___ SUPPLIED ENTRIES

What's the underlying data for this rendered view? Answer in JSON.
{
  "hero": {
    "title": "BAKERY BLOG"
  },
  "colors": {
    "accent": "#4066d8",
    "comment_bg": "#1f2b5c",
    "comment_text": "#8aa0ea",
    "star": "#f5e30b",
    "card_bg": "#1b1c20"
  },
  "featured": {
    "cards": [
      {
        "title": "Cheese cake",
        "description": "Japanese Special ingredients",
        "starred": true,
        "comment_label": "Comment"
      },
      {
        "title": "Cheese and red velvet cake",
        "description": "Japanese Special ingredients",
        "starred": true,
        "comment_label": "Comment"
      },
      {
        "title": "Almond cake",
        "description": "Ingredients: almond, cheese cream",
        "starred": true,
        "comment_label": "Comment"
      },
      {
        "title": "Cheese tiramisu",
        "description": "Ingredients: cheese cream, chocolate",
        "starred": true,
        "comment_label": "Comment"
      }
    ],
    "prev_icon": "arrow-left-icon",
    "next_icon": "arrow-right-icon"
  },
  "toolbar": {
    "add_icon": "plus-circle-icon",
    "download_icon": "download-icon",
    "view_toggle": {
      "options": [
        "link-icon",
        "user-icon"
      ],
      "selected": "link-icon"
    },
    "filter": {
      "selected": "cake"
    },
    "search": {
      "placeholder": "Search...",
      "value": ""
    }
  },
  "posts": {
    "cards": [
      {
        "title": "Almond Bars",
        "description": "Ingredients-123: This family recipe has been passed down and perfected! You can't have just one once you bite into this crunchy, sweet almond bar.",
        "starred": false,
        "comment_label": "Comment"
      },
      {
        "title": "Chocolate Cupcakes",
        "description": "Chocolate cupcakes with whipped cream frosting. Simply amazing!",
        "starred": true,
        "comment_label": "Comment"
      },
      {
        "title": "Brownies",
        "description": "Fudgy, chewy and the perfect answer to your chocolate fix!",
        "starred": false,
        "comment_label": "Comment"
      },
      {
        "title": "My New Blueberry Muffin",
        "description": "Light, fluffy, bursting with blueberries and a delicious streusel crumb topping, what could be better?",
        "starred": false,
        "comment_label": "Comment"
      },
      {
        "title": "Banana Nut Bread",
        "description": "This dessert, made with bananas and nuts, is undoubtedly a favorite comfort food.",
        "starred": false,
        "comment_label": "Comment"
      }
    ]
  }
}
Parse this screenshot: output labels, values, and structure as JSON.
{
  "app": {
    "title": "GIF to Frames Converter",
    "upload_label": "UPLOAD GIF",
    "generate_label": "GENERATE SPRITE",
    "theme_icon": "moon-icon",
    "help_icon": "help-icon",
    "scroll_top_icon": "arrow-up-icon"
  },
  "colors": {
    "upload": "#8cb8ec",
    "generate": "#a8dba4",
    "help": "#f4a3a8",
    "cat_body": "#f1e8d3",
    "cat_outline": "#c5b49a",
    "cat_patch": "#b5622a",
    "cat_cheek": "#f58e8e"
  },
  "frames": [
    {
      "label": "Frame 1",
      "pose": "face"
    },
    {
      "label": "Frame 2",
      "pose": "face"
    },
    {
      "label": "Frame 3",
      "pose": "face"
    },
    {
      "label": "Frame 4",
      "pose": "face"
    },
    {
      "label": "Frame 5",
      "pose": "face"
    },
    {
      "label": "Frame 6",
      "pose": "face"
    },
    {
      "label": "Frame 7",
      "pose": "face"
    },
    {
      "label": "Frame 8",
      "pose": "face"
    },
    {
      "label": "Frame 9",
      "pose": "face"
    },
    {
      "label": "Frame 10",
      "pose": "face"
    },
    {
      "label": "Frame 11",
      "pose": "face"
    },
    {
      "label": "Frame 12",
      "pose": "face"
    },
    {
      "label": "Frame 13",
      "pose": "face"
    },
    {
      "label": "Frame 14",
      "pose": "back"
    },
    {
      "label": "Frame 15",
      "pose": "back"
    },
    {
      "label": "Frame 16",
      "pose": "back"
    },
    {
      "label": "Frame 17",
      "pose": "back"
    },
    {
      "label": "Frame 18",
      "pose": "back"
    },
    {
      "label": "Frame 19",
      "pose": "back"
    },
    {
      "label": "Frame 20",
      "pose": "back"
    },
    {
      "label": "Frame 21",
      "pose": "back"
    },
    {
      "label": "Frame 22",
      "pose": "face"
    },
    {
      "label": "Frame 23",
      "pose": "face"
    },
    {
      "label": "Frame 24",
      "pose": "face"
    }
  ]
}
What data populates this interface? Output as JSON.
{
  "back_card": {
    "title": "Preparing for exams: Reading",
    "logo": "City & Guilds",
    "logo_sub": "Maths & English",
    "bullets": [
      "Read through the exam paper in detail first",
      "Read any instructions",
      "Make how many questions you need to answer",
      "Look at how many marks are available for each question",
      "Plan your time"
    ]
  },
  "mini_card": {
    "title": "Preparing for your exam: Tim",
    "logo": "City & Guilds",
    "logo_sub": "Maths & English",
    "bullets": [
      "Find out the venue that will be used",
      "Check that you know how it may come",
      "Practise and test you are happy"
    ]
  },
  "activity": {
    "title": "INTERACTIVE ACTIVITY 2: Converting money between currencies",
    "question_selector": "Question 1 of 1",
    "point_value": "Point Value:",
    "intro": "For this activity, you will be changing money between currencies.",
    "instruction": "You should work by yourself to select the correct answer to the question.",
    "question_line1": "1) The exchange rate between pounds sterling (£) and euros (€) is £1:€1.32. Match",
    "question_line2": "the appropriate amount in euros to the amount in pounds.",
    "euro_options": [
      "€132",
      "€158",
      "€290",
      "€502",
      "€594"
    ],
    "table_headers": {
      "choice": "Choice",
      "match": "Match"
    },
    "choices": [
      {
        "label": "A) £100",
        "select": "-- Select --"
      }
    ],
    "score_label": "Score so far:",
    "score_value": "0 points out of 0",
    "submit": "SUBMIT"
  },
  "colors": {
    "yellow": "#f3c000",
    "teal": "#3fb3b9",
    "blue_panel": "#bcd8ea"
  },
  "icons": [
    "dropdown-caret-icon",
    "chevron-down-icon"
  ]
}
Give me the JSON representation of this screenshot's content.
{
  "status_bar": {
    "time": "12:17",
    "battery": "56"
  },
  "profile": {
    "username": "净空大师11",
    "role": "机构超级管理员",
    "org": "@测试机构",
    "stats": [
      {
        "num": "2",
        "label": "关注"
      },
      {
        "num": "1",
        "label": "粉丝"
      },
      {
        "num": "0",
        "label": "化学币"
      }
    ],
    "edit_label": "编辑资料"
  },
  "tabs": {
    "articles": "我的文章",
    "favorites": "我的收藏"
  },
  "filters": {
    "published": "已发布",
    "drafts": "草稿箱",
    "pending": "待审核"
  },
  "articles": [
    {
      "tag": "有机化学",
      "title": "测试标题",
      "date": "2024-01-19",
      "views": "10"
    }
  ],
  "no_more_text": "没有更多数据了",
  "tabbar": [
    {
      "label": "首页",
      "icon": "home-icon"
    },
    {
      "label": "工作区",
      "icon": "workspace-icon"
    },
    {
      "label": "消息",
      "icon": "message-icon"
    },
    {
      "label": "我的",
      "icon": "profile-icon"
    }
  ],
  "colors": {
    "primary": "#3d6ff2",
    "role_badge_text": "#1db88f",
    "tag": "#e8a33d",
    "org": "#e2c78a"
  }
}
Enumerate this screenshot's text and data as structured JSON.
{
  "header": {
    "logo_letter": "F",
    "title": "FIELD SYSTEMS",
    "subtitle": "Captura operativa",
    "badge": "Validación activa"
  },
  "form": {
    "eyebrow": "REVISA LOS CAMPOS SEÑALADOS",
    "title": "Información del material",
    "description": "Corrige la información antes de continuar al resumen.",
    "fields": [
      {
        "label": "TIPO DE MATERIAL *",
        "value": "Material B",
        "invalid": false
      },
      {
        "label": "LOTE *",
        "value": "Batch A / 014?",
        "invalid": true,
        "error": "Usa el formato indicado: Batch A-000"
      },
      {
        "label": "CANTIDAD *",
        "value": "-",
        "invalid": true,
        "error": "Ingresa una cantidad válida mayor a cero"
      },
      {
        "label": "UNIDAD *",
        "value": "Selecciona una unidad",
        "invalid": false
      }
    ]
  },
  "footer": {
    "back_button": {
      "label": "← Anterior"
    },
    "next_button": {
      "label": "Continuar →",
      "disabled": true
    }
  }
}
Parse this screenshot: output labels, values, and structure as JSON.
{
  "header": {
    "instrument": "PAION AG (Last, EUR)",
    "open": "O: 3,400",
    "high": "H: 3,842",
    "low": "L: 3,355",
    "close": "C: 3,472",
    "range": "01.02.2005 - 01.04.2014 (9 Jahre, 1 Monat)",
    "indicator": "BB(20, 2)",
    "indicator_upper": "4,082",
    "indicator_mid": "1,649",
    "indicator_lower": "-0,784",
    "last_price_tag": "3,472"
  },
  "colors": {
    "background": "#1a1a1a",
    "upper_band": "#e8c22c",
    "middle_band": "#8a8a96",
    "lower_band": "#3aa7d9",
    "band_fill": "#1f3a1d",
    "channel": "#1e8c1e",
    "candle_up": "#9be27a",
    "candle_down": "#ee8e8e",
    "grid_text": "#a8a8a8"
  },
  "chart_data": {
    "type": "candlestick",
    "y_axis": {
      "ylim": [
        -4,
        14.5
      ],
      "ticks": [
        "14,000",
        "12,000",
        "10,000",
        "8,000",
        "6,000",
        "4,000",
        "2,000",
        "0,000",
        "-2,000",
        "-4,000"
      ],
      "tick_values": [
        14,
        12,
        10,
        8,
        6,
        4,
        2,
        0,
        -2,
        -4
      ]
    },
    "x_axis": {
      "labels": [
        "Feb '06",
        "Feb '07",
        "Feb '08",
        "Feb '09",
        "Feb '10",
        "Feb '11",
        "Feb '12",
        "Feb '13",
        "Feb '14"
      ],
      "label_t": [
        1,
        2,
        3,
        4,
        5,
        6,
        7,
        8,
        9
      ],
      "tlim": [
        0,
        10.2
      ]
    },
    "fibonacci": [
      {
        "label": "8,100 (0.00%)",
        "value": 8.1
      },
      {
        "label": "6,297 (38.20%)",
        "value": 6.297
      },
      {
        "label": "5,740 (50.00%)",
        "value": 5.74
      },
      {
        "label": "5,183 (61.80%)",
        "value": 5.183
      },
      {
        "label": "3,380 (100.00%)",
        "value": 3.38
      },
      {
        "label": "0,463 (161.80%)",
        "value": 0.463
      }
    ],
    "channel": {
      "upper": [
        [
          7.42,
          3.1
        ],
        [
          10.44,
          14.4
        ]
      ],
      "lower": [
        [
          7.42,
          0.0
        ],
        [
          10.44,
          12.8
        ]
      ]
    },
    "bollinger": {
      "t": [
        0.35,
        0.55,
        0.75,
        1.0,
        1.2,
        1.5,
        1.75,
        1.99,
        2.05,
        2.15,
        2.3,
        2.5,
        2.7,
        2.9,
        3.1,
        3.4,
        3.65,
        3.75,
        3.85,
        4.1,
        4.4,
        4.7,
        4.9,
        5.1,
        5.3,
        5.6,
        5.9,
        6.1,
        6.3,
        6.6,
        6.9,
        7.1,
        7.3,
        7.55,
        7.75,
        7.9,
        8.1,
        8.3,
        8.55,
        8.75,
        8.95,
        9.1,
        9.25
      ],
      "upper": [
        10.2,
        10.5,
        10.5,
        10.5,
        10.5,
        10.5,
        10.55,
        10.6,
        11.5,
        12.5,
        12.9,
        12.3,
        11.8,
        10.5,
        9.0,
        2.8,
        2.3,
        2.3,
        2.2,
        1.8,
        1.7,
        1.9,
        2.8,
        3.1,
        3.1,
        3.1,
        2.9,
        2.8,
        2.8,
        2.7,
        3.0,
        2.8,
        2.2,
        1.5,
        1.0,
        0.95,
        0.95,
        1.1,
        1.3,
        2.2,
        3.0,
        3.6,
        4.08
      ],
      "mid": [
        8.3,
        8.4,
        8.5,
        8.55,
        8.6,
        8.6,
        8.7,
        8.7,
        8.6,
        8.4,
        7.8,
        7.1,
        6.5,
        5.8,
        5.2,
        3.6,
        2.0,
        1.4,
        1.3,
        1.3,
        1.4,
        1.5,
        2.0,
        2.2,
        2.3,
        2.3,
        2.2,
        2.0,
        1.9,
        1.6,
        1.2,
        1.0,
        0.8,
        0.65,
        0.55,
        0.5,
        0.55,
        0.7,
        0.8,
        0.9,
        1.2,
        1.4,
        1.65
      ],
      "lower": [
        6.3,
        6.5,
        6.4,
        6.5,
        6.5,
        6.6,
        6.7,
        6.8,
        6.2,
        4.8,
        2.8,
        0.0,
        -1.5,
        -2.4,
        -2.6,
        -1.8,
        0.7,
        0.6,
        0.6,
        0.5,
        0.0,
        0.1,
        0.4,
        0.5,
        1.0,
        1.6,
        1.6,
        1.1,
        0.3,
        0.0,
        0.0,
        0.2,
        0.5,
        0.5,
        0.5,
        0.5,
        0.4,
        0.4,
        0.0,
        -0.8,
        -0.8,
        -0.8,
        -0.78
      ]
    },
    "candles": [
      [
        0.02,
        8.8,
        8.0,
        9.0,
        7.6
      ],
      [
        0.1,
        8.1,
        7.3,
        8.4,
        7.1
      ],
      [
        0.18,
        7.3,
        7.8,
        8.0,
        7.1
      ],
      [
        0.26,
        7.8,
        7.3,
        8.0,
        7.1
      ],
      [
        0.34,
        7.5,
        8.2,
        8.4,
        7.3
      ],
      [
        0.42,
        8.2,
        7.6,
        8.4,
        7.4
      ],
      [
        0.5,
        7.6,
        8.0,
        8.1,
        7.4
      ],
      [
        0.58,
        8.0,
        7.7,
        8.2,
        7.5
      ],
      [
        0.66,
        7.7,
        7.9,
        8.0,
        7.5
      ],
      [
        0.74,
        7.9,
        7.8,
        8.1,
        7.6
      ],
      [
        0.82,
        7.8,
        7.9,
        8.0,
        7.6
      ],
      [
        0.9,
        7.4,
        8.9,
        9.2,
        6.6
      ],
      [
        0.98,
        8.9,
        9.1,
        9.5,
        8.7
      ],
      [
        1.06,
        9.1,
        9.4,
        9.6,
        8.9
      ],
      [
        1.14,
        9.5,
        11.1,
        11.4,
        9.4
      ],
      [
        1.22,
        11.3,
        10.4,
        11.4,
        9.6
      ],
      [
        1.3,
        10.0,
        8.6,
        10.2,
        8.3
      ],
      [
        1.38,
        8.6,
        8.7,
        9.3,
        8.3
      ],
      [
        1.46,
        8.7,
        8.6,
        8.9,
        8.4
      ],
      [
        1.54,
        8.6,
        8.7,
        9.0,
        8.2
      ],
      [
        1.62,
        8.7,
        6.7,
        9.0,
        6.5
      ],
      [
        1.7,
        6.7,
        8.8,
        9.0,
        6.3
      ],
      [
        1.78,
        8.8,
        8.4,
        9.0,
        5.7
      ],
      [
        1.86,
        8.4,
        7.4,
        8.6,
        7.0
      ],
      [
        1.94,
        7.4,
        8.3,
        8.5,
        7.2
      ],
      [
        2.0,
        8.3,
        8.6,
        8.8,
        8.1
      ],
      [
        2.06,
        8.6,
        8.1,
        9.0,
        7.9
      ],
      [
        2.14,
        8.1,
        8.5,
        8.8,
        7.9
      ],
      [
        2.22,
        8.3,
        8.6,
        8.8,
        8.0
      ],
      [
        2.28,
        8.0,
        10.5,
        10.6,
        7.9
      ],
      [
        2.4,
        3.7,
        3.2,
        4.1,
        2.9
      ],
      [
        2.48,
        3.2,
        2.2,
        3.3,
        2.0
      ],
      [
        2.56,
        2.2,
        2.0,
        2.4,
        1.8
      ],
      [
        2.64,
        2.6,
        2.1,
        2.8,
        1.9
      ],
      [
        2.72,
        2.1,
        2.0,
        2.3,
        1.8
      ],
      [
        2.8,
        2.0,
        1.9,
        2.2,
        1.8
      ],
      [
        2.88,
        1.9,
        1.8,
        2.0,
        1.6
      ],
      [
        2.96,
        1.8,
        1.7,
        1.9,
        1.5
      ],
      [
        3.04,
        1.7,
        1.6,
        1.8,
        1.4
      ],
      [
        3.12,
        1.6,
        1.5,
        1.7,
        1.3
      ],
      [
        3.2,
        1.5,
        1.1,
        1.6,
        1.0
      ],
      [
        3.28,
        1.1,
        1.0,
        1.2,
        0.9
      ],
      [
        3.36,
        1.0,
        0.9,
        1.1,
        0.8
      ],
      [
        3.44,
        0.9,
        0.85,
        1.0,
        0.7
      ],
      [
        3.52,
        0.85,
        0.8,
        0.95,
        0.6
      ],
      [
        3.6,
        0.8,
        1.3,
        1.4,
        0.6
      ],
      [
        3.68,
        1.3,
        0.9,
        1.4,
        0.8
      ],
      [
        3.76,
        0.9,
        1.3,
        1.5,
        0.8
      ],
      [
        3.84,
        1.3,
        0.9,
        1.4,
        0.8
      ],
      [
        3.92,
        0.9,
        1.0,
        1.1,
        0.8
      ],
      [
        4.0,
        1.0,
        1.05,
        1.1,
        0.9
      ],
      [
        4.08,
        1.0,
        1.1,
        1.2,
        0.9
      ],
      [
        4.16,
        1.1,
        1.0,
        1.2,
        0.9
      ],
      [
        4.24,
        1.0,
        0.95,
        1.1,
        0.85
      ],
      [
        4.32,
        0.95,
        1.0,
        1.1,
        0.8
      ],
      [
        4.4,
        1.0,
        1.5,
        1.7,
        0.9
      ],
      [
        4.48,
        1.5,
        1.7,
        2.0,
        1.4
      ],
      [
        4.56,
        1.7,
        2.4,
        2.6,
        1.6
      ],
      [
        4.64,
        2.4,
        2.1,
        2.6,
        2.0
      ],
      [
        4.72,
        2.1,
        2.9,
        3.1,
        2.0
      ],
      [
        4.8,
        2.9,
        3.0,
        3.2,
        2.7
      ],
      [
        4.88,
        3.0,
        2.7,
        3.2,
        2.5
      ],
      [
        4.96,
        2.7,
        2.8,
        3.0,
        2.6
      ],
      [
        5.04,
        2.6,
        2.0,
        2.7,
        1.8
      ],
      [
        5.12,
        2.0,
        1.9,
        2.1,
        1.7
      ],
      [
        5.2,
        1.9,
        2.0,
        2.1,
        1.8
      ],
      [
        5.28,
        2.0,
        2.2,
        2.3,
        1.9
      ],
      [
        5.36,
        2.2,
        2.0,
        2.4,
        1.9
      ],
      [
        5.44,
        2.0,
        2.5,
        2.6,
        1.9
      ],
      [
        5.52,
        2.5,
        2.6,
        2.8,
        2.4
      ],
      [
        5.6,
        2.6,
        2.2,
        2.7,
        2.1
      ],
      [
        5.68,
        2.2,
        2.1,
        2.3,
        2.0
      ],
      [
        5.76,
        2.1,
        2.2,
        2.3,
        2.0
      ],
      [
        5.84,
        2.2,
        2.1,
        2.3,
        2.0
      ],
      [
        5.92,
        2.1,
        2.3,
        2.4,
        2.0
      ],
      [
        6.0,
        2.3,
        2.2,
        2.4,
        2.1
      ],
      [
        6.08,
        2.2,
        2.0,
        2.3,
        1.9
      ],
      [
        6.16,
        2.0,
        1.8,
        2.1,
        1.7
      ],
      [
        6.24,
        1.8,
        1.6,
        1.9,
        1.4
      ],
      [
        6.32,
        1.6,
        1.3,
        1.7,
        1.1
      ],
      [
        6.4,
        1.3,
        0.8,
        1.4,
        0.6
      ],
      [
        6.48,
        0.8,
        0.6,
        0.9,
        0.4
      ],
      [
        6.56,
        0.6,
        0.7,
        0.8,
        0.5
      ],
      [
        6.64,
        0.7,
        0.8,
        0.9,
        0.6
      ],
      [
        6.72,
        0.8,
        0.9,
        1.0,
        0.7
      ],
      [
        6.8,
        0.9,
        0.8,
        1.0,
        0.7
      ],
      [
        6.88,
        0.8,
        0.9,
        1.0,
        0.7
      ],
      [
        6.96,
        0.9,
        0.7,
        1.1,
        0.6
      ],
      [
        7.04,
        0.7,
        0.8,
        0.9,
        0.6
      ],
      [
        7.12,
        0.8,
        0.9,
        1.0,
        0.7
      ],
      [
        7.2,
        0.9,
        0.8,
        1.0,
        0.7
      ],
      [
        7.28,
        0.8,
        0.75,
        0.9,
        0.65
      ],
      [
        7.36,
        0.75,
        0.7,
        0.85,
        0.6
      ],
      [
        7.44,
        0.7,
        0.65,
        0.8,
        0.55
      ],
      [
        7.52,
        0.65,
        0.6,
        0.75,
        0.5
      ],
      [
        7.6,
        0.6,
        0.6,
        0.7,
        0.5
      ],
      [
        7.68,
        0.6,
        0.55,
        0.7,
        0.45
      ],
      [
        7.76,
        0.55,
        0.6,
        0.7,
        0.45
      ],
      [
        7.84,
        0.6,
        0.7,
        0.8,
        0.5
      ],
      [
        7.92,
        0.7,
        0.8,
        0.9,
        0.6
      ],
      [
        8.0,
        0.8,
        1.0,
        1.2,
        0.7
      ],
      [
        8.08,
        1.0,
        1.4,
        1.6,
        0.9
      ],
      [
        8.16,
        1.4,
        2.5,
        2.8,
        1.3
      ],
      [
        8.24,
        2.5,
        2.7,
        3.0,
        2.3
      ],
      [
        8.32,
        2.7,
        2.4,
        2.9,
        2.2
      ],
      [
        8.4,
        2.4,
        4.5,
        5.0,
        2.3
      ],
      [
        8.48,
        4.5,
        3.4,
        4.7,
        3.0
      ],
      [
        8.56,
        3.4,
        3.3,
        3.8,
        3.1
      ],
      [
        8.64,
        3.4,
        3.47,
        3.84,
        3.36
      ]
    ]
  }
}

______

EXERCISE
Look above for lines with the word "currencies" and copy them all.

TASK ANSWER
    "title": "INTERACTIVE ACTIVITY 2: Converting money between currencies",
    "intro": "For this activity, you will be changing money between currencies.",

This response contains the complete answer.